◆ Goal of the exercise
Gather up all lines that carry the word "Walk".

◆ Exercise material
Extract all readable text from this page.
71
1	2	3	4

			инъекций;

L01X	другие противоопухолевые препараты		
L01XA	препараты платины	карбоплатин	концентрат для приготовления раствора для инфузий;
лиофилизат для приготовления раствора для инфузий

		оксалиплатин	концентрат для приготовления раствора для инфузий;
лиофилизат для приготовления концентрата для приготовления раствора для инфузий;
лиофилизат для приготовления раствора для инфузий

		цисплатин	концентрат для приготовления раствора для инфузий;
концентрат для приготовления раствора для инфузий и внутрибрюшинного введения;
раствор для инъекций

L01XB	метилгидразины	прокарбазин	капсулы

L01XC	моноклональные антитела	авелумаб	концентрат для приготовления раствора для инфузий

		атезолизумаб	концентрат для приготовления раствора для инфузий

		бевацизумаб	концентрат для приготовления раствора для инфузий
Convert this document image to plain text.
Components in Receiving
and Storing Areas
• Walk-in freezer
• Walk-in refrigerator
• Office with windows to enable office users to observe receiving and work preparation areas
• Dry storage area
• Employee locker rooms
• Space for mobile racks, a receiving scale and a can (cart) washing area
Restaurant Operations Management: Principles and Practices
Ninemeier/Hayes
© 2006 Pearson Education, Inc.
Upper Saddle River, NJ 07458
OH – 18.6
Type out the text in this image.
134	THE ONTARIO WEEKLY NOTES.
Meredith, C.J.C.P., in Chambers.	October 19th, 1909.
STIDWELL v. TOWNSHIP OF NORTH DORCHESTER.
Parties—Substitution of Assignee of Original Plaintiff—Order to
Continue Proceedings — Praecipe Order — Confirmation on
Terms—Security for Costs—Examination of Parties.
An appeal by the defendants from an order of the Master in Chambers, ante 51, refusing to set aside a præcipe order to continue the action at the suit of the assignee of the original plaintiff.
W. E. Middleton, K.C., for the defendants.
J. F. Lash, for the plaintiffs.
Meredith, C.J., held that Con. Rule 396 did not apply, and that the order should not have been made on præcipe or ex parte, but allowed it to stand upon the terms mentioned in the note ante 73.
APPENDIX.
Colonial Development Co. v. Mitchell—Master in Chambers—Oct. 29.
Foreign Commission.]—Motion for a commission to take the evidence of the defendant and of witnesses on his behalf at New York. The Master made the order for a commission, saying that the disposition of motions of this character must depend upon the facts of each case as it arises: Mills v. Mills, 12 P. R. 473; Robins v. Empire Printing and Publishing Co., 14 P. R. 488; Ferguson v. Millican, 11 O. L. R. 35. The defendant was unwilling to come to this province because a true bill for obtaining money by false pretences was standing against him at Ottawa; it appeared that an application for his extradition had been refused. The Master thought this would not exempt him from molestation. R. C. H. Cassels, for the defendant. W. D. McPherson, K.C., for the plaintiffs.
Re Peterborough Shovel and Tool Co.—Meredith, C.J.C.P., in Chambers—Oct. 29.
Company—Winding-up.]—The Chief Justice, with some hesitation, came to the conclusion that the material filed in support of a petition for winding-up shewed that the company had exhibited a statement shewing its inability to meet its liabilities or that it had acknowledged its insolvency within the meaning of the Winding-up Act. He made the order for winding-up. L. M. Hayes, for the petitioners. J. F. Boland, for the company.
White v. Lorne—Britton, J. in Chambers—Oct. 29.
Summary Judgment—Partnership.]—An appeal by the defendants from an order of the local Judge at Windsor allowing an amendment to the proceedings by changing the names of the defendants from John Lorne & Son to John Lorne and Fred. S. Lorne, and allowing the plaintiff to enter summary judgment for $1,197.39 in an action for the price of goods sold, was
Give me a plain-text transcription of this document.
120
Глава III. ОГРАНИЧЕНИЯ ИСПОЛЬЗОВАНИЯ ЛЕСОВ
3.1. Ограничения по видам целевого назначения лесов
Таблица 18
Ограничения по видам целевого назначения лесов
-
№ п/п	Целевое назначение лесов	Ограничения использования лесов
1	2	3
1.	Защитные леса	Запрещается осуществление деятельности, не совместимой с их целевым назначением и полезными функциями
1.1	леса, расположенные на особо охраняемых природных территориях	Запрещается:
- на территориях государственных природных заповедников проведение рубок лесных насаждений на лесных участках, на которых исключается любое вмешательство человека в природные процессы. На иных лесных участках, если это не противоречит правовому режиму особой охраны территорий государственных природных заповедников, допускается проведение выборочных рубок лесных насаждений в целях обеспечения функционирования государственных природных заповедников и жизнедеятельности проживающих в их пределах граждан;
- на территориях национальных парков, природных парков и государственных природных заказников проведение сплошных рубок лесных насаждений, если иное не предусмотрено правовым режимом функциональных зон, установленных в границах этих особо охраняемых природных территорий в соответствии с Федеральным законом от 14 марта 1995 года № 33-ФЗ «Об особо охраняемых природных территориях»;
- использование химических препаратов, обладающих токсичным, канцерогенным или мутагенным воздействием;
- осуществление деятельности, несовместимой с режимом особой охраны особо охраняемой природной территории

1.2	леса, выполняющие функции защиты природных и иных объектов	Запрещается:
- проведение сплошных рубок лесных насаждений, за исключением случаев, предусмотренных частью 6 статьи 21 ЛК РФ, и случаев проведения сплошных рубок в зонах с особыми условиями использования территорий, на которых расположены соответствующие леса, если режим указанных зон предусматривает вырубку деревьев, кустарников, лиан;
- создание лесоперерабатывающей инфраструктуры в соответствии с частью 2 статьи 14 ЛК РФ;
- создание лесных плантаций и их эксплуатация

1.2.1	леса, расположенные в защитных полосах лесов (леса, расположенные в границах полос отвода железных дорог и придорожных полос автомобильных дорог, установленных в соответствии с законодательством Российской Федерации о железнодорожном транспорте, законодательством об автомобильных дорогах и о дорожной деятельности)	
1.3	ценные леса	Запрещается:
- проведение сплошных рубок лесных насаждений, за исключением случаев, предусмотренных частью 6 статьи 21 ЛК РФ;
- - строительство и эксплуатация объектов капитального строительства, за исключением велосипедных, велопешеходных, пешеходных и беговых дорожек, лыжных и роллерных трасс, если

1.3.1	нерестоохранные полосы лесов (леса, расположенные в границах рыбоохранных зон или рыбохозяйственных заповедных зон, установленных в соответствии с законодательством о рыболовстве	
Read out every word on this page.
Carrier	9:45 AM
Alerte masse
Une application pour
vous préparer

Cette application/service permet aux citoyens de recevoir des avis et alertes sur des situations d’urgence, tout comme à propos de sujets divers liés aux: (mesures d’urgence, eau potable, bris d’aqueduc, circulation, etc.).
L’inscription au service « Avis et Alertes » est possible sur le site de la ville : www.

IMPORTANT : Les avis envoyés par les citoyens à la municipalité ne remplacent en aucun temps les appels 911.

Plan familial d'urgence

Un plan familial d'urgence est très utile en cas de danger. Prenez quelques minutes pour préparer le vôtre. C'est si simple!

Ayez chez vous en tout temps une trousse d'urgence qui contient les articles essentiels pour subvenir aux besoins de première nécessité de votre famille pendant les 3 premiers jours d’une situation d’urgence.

◆ Exercise response
• Walk-in freezer
• Walk-in refrigerator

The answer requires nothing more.